— Start of Data in this exercise —
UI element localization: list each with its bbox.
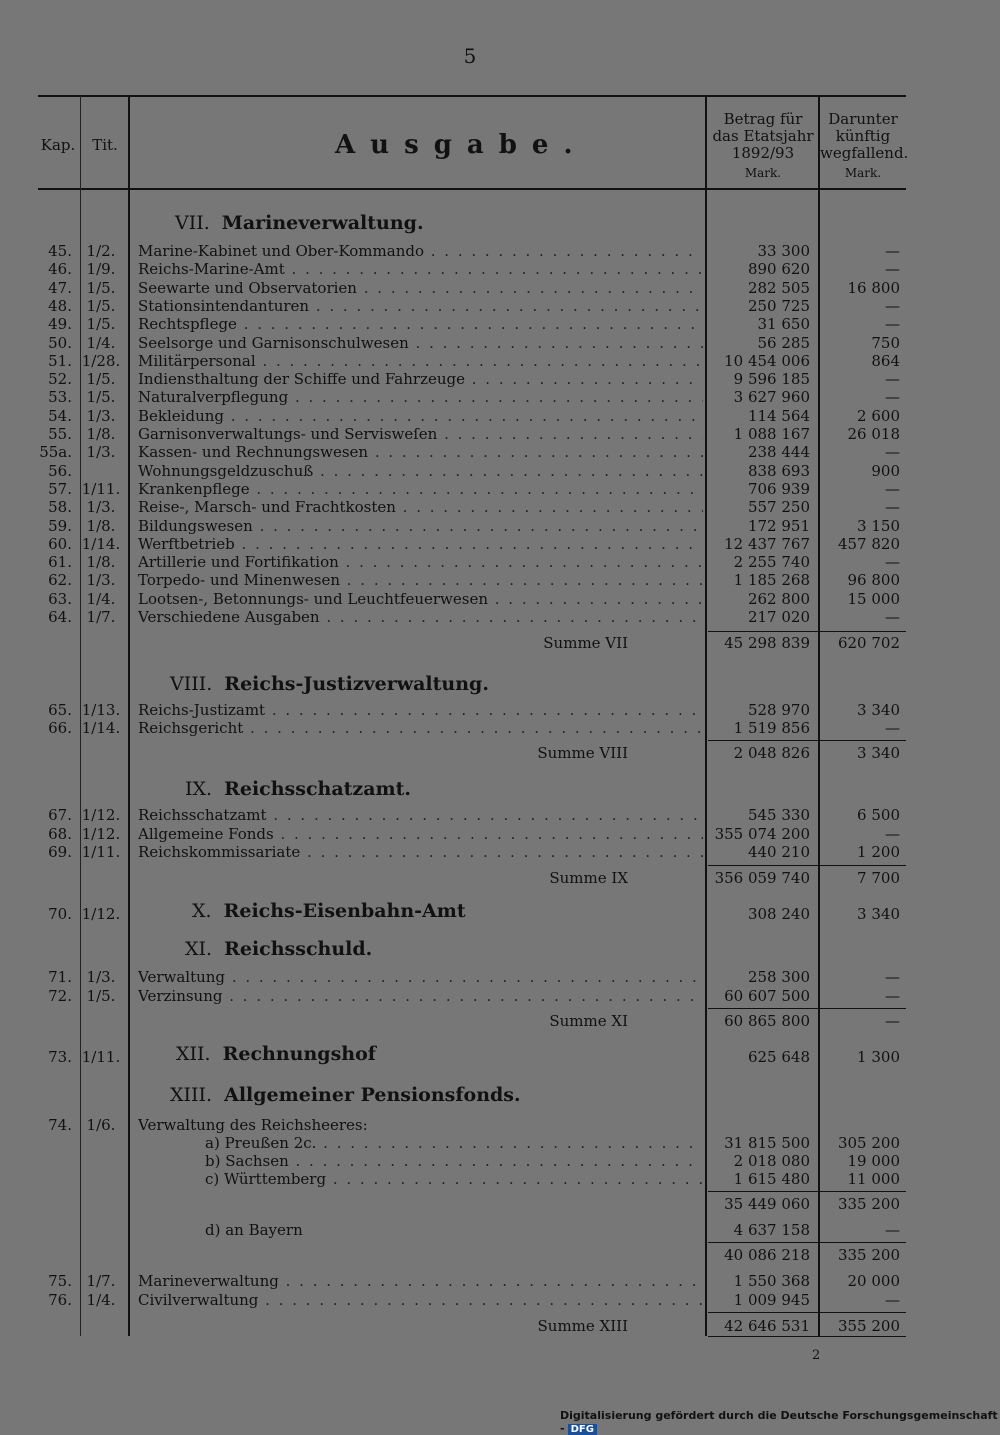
sum-amount: 42 646 531 <box>724 1317 810 1335</box>
tit-number: 1/28. <box>81 351 121 370</box>
table-row <box>0 498 1000 516</box>
table-row <box>0 425 1000 443</box>
amount: 1 615 480 <box>733 1170 810 1188</box>
table-row <box>0 352 1000 370</box>
table-row <box>0 462 1000 480</box>
tit-number: 1/2. <box>86 242 116 260</box>
amount: 3 627 960 <box>733 388 810 407</box>
description: Seewarte und Observatorien . . . <box>138 279 703 297</box>
amount: 56 285 <box>757 333 810 352</box>
tit-number: 1/8. <box>86 516 116 535</box>
amount: 31 815 500 <box>724 1134 810 1152</box>
description: Reichs-Justizamt . . . <box>138 701 703 719</box>
future-amount: — <box>885 608 900 626</box>
future-amount: — <box>885 719 900 737</box>
section-name: Reichsschatzamt. <box>224 778 412 800</box>
table-row <box>0 608 1000 626</box>
amount: 355 074 200 <box>714 824 810 843</box>
future-amount: — <box>885 242 900 260</box>
description: Garnisonverwaltungs- und Servisweſen . . . <box>138 425 703 443</box>
description: Civilverwaltung . . . <box>138 1291 703 1309</box>
future-amount: — <box>885 315 900 334</box>
signature-mark: 2 <box>812 1348 821 1363</box>
table-row <box>0 407 1000 425</box>
future-amount: 19 000 <box>847 1152 900 1170</box>
section-title-x <box>192 902 466 920</box>
description: Marineverwaltung . . . <box>138 1272 703 1290</box>
amount: 2 018 080 <box>733 1152 810 1170</box>
row-74b <box>0 1152 1000 1170</box>
footer-text: Digitalisierung gefördert durch die Deutsche Forschungsgemeinschaft - <box>560 1409 998 1435</box>
top-rule <box>38 95 906 97</box>
future-amount: 3 340 <box>857 905 900 923</box>
amount: 1 519 856 <box>733 719 810 737</box>
description: Reichskommissariate . . . <box>138 843 703 861</box>
table-row <box>0 242 1000 260</box>
sum-label: Summe VIII <box>537 744 628 762</box>
kap-number: 49. <box>48 315 72 334</box>
tit-number: 1/11. <box>81 479 121 498</box>
tit-number: 1/5. <box>86 388 116 407</box>
description: Rechtspflege . . . <box>138 315 703 333</box>
tit-number: 1/11. <box>81 843 121 861</box>
future-amount: 3 340 <box>857 701 900 719</box>
amount: 308 240 <box>747 905 810 923</box>
future-amount: — <box>885 987 900 1005</box>
section-name: Rechnungshof <box>222 1043 376 1065</box>
description: b) Sachsen . . . <box>205 1152 703 1170</box>
header-darunter <box>820 110 909 182</box>
table-row <box>0 517 1000 535</box>
kap-number: 71. <box>48 968 72 986</box>
sum-label: Summe XIII <box>537 1317 628 1335</box>
amount: 1 009 945 <box>733 1291 810 1309</box>
sum-rule-ix <box>708 865 906 866</box>
subtotal-rule-1 <box>708 1191 906 1192</box>
description: Reichs-Marine-Amt . . . <box>138 260 703 278</box>
kap-number: 69. <box>48 843 72 861</box>
subtotal-amount: 35 449 060 <box>724 1195 810 1213</box>
sum-amount: 2 048 826 <box>733 744 810 762</box>
table-row <box>0 843 1000 861</box>
kap-number: 60. <box>48 534 72 553</box>
tit-number: 1/3. <box>86 406 116 425</box>
amount: 2 255 740 <box>733 553 810 572</box>
amount: 238 444 <box>747 443 810 462</box>
section-row-xii <box>0 1043 1000 1066</box>
table-row <box>0 388 1000 406</box>
section-name: Reichs-Eisenbahn-Amt <box>223 900 466 922</box>
kap-number: 67. <box>48 806 72 824</box>
tit-number: 1/3. <box>86 571 116 590</box>
kap-number: 63. <box>48 589 72 608</box>
tit-number: 1/5. <box>86 370 116 389</box>
amount: 217 020 <box>747 608 810 626</box>
amount: 557 250 <box>747 498 810 517</box>
future-amount: — <box>885 370 900 389</box>
tit-number: 1/4. <box>86 333 116 352</box>
future-amount: — <box>885 1221 900 1239</box>
section-row-x <box>0 900 1000 923</box>
amount: 9 596 185 <box>733 370 810 389</box>
future-amount: 900 <box>871 461 900 480</box>
future-amount: — <box>885 1291 900 1309</box>
description: Lootsen-, Betonnungs- und Leuchtfeuerwesen . . . <box>138 590 703 608</box>
table-row <box>0 571 1000 589</box>
section-title-xiii <box>170 1084 521 1106</box>
section-name: Reichs-Justizverwaltung. <box>224 673 489 695</box>
amount: 31 650 <box>757 315 810 334</box>
table-bottom-rule <box>708 1336 906 1337</box>
table-row <box>0 590 1000 608</box>
description: Artillerie und Fortifikation . . . <box>138 553 703 571</box>
tit-number: 1/13. <box>81 701 121 719</box>
section-name: Reichsschuld. <box>224 938 373 960</box>
future-amount: — <box>885 296 900 315</box>
table-row <box>0 260 1000 278</box>
kap-number: 59. <box>48 516 72 535</box>
sum-rule-xi <box>708 1008 906 1009</box>
kap-number: 55a. <box>39 443 72 462</box>
tit-number: 1/12. <box>81 806 121 824</box>
kap-number: 48. <box>48 296 72 315</box>
amount: 172 951 <box>747 516 810 535</box>
section-number: XII. <box>176 1043 211 1065</box>
section-number: VIII. <box>170 673 213 695</box>
description: c) Württemberg . . . <box>205 1170 703 1188</box>
header-kap: Kap. <box>40 136 76 154</box>
table-row <box>0 279 1000 297</box>
tit-number: 1/5. <box>86 278 116 297</box>
subtotal-rule-2 <box>708 1242 906 1243</box>
sum-future: 7 700 <box>857 869 900 887</box>
kap-number: 56. <box>48 461 72 480</box>
section-name: Marineverwaltung. <box>221 212 424 234</box>
table-row <box>0 806 1000 824</box>
section-title-ix <box>185 778 411 800</box>
amount: 545 330 <box>747 806 810 824</box>
description: Verwaltung . . . <box>138 968 703 986</box>
description: Indiensthaltung der Schiffe und Fahrzeuge . . . <box>138 370 703 388</box>
sum-row-ix <box>0 869 1000 887</box>
description: Verwaltung des Reichsheeres: <box>138 1116 368 1134</box>
subtotal-future: 335 200 <box>837 1195 900 1213</box>
tit-number: 1/11. <box>81 1048 121 1066</box>
sum-rule-viii <box>708 740 906 741</box>
row-74c <box>0 1170 1000 1188</box>
amount: 4 637 158 <box>733 1221 810 1239</box>
tit-number: 1/8. <box>86 425 116 443</box>
kap-number: 66. <box>48 719 72 737</box>
section-number: XI. <box>185 938 213 960</box>
header-darunter-unit: Mark. <box>844 166 882 180</box>
description: Allgemeine Fonds . . . <box>138 825 703 843</box>
row-76 <box>0 1291 1000 1309</box>
tit-number: 1/12. <box>81 824 121 843</box>
kap-number: 75. <box>48 1272 72 1290</box>
tit-number: 1/3. <box>86 498 116 517</box>
row-75 <box>0 1272 1000 1290</box>
kap-number: 72. <box>48 987 72 1005</box>
kap-number: 55. <box>48 425 72 443</box>
header-betrag-line2: das Etatsjahr <box>712 127 814 145</box>
kap-number: 47. <box>48 278 72 297</box>
description: Naturalverpflegung . . . <box>138 388 703 406</box>
tit-number: 1/6. <box>86 1116 116 1134</box>
kap-number: 50. <box>48 333 72 352</box>
future-amount: 16 800 <box>847 278 900 297</box>
description: Reichsschatzamt . . . <box>138 806 703 824</box>
kap-number: 51. <box>48 351 72 370</box>
tit-number: 1/7. <box>86 1272 116 1290</box>
description: Verschiedene Ausgaben . . . <box>138 608 703 626</box>
table-row <box>0 719 1000 737</box>
description: Reise-, Marsch- und Frachtkosten . . . <box>138 498 703 516</box>
description: Reichsgericht . . . <box>138 719 703 737</box>
sum-future: — <box>885 1012 900 1030</box>
subtotal-row-2 <box>0 1246 1000 1264</box>
tit-number: 1/12. <box>81 905 121 923</box>
amount: 625 648 <box>747 1048 810 1066</box>
future-amount: — <box>885 824 900 843</box>
section-title-xii <box>176 1045 376 1063</box>
dfg-logo: DFG <box>568 1424 597 1435</box>
future-amount: 96 800 <box>847 571 900 590</box>
sum-label: Summe IX <box>549 869 628 887</box>
description: Krankenpflege . . . <box>138 480 703 498</box>
section-number: IX. <box>185 778 213 800</box>
sum-row-xiii <box>0 1317 1000 1335</box>
description: Bekleidung . . . <box>138 407 703 425</box>
amount: 440 210 <box>747 843 810 861</box>
description: Kassen- und Rechnungswesen . . . <box>138 443 703 461</box>
future-amount: 1 300 <box>857 1048 900 1066</box>
tit-number: 1/4. <box>86 589 116 608</box>
future-amount: — <box>885 443 900 462</box>
header-darunter-line3: wegfallend. <box>820 144 909 162</box>
subtotal-row-1 <box>0 1195 1000 1213</box>
table-row <box>0 370 1000 388</box>
tit-number: 1/5. <box>86 315 116 334</box>
section-title-xi <box>185 938 372 960</box>
kap-number: 68. <box>48 824 72 843</box>
amount: 262 800 <box>747 589 810 608</box>
kap-number: 45. <box>48 242 72 260</box>
description: Marine-Kabinet und Ober-Kommando . . . <box>138 242 703 260</box>
amount: 12 437 767 <box>724 534 810 553</box>
table-row <box>0 315 1000 333</box>
kap-number: 53. <box>48 388 72 407</box>
footer-credit <box>560 1409 1000 1435</box>
section-title-vii <box>175 212 424 234</box>
tit-number: 1/9. <box>86 260 116 279</box>
table-row <box>0 535 1000 553</box>
kap-number: 52. <box>48 370 72 389</box>
future-amount: 20 000 <box>847 1272 900 1290</box>
table-row <box>0 443 1000 461</box>
table-row <box>0 334 1000 352</box>
amount: 33 300 <box>757 242 810 260</box>
kap-number: 46. <box>48 260 72 279</box>
table-row <box>0 297 1000 315</box>
amount: 890 620 <box>747 260 810 279</box>
sum-label: Summe VII <box>543 634 628 652</box>
table-row <box>0 701 1000 719</box>
future-amount: — <box>885 968 900 986</box>
sum-label: Summe XI <box>549 1012 628 1030</box>
kap-number: 54. <box>48 406 72 425</box>
kap-number: 61. <box>48 553 72 572</box>
kap-number: 62. <box>48 571 72 590</box>
header-betrag-line3: 1892/93 <box>731 144 795 162</box>
header-tit: Tit. <box>92 136 118 154</box>
row-74d <box>0 1221 1000 1239</box>
header-betrag <box>707 111 819 182</box>
amount: 282 505 <box>747 278 810 297</box>
description: Wohnungsgeldzuschuß . . . <box>138 462 703 480</box>
sum-amount: 45 298 839 <box>724 634 810 652</box>
kap-number: 73. <box>48 1048 72 1066</box>
table-row <box>0 553 1000 571</box>
row-74a <box>0 1134 1000 1152</box>
amount: 838 693 <box>747 461 810 480</box>
amount: 706 939 <box>747 479 810 498</box>
header-title: Ausgabe. <box>335 130 588 160</box>
tit-number: 1/3. <box>86 968 116 986</box>
table-row <box>0 987 1000 1005</box>
table-row <box>0 825 1000 843</box>
tit-number: 1/14. <box>81 534 121 553</box>
description: Werftbetrieb . . . <box>138 535 703 553</box>
amount: 1 185 268 <box>733 571 810 590</box>
future-amount: 26 018 <box>847 425 900 443</box>
tit-number: 1/7. <box>86 608 116 626</box>
amount: 1 088 167 <box>733 425 810 443</box>
kap-number: 74. <box>48 1116 72 1134</box>
amount: 1 550 368 <box>733 1272 810 1290</box>
kap-number: 64. <box>48 608 72 626</box>
header-betrag-line1: Betrag für <box>723 110 803 128</box>
description: a) Preußen 2c. . . . <box>205 1134 703 1152</box>
subtotal-amount: 40 086 218 <box>724 1246 810 1264</box>
sum-rule-vii <box>708 631 906 632</box>
description: Seelsorge und Garnisonschulwesen . . . <box>138 334 703 352</box>
future-amount: — <box>885 260 900 279</box>
header-darunter-line1: Darunter <box>828 110 898 128</box>
future-amount: 305 200 <box>837 1134 900 1152</box>
amount: 250 725 <box>747 296 810 315</box>
amount: 10 454 006 <box>724 351 810 370</box>
tit-number: 1/5. <box>86 987 116 1005</box>
description: Bildungswesen . . . <box>138 517 703 535</box>
future-amount: 15 000 <box>847 589 900 608</box>
section-number: XIII. <box>170 1084 213 1106</box>
future-amount: 457 820 <box>837 534 900 553</box>
kap-number: 57. <box>48 479 72 498</box>
future-amount: — <box>885 479 900 498</box>
table-row <box>0 480 1000 498</box>
kap-number: 76. <box>48 1291 72 1309</box>
section-number: X. <box>192 900 212 922</box>
kap-number: 58. <box>48 498 72 517</box>
sum-rule-xiii <box>708 1312 906 1313</box>
page-number: 5 <box>463 44 477 68</box>
section-number: VII. <box>175 212 210 234</box>
header-darunter-line2: künftig <box>835 127 891 145</box>
sum-row-viii <box>0 744 1000 762</box>
sum-future: 620 702 <box>837 634 900 652</box>
sum-future: 355 200 <box>837 1317 900 1335</box>
description: Militärpersonal . . . <box>138 352 703 370</box>
tit-number: 1/3. <box>86 443 116 462</box>
sum-amount: 60 865 800 <box>724 1012 810 1030</box>
sum-future: 3 340 <box>857 744 900 762</box>
section-name: Allgemeiner Pensionsfonds. <box>224 1084 521 1106</box>
tit-number: 1/5. <box>86 296 116 315</box>
future-amount: — <box>885 553 900 572</box>
amount: 258 300 <box>747 968 810 986</box>
sum-row-xi <box>0 1012 1000 1030</box>
section-title-viii <box>170 673 489 695</box>
tit-number: 1/14. <box>81 719 121 737</box>
future-amount: — <box>885 498 900 517</box>
description: Torpedo- und Minenwesen . . . <box>138 571 703 589</box>
amount: 60 607 500 <box>724 987 810 1005</box>
amount: 114 564 <box>747 406 810 425</box>
kap-number: 70. <box>48 905 72 923</box>
future-amount: — <box>885 388 900 407</box>
future-amount: 11 000 <box>847 1170 900 1188</box>
description: Stationsintendanturen . . . <box>138 297 703 315</box>
future-amount: 2 600 <box>857 406 900 425</box>
tit-number: 1/4. <box>86 1291 116 1309</box>
future-amount: 1 200 <box>857 843 900 861</box>
future-amount: 750 <box>871 333 900 352</box>
subtotal-future: 335 200 <box>837 1246 900 1264</box>
amount: 528 970 <box>747 701 810 719</box>
description: d) an Bayern <box>205 1221 303 1239</box>
row-74 <box>0 1116 1000 1134</box>
tit-number: 1/8. <box>86 553 116 572</box>
table-row <box>0 968 1000 986</box>
sum-amount: 356 059 740 <box>714 869 810 887</box>
header-bottom-rule <box>38 188 906 190</box>
future-amount: 864 <box>871 351 900 370</box>
kap-number: 65. <box>48 701 72 719</box>
future-amount: 3 150 <box>857 516 900 535</box>
future-amount: 6 500 <box>857 806 900 824</box>
sum-row-vii <box>0 634 1000 652</box>
description: Verzinsung . . . <box>138 987 703 1005</box>
header-betrag-unit: Mark. <box>744 166 782 180</box>
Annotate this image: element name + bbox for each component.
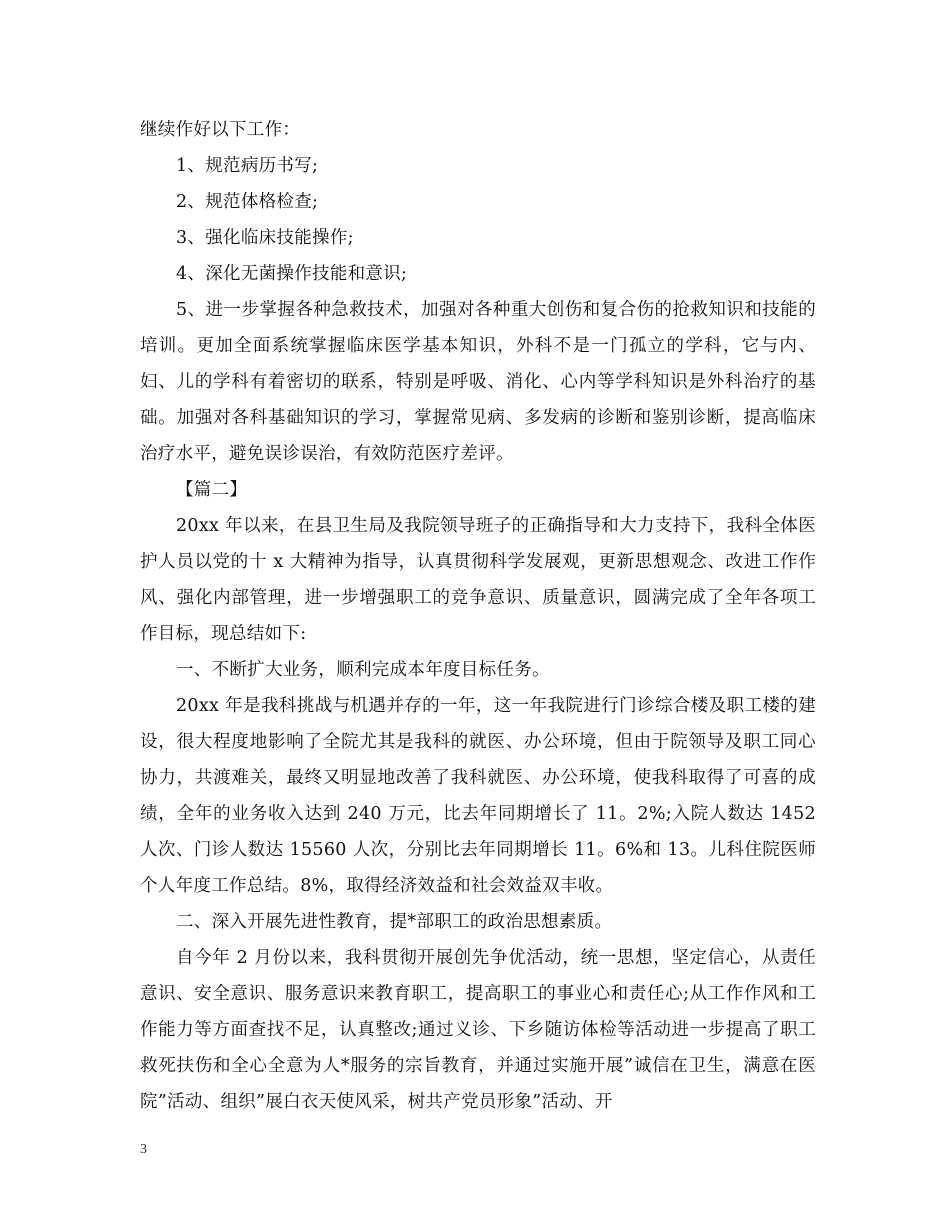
paragraph-business: 20xx 年是我科挑战与机遇并存的一年，这一年我院进行门诊综合楼及职工楼的建设，很大程度地影响了全院尤其是我科的就医、办公环境，但由于院领导及职工同心协力，共渡难关，最终又明显地改善了我科就医、办公环境，使我科取得了可喜的成绩，全年的业务收入达到 240 万元，比去年同期增长了 11。2%;入院人数达 1452 人次、门诊人数达 15560 人次，分别比去年同期增长 11。6%和 13。儿科住院医师个人年度工作总结。8%，取得经济效益和社会效益双丰收。 <box>140 696 816 896</box>
list-item-2: 2、规范体格检查; <box>176 192 319 212</box>
list-item-5: 5、进一步掌握各种急救技术，加强对各种重大创伤和复合伤的抢救知识和技能的培训。更加全面系统掌握临床医学基本知识，外科不是一门孤立的学科，它与内、妇、儿的学科有着密切的联系，特别是呼吸、消化、心内等学科知识是外科治疗的基础。加强对各科基础知识的学习，掌握常见病、多发病的诊断和鉴别诊断，提高临床治疗水平，避免误诊误治，有效防范医疗差评。 <box>140 300 816 464</box>
paragraph-overview: 20xx 年以来，在县卫生局及我院领导班子的正确指导和大力支持下，我科全体医护人员以党的十 x 大精神为指导，认真贯彻科学发展观，更新思想观念、改进工作作风、强化内部管理，进一步增强职工的竞争意识、质量意识，圆满完成了全年各项工作目标，现总结如下: <box>140 516 816 644</box>
section-heading-part-two: 【篇二】 <box>176 480 248 500</box>
list-item-4: 4、深化无菌操作技能和意识; <box>176 264 408 284</box>
document-body <box>140 112 816 1120</box>
list-item-1: 1、规范病历书写; <box>176 156 319 176</box>
paragraph-intro: 继续作好以下工作： <box>140 120 301 140</box>
paragraph-education: 自今年 2 月份以来，我科贯彻开展创先争优活动，统一思想，坚定信心，从责任意识、安全意识、服务意识来教育职工，提高职工的事业心和责任心;从工作作风和工作能力等方面查找不足，认真整改;通过义诊、下乡随访体检等活动进一步提高了职工救死扶伤和全心全意为人*服务的宗旨教育，并通过实施开展”诚信在卫生，满意在医院”活动、组织”展白衣天使风采，树共产党员形象”活动、开 <box>140 948 816 1112</box>
subheading-business: 一、不断扩大业务，顺利完成本年度目标任务。 <box>176 660 550 680</box>
page-number: 3 <box>140 1142 147 1157</box>
subheading-education: 二、深入开展先进性教育，提*部职工的政治思想素质。 <box>176 912 613 932</box>
list-item-3: 3、强化临床技能操作; <box>176 228 354 248</box>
— End of Data in this exercise —
How many lines in the listing above contain the string "Marineverwaltung"? Case counts. Reply with the number alone.

_Result of the task_
2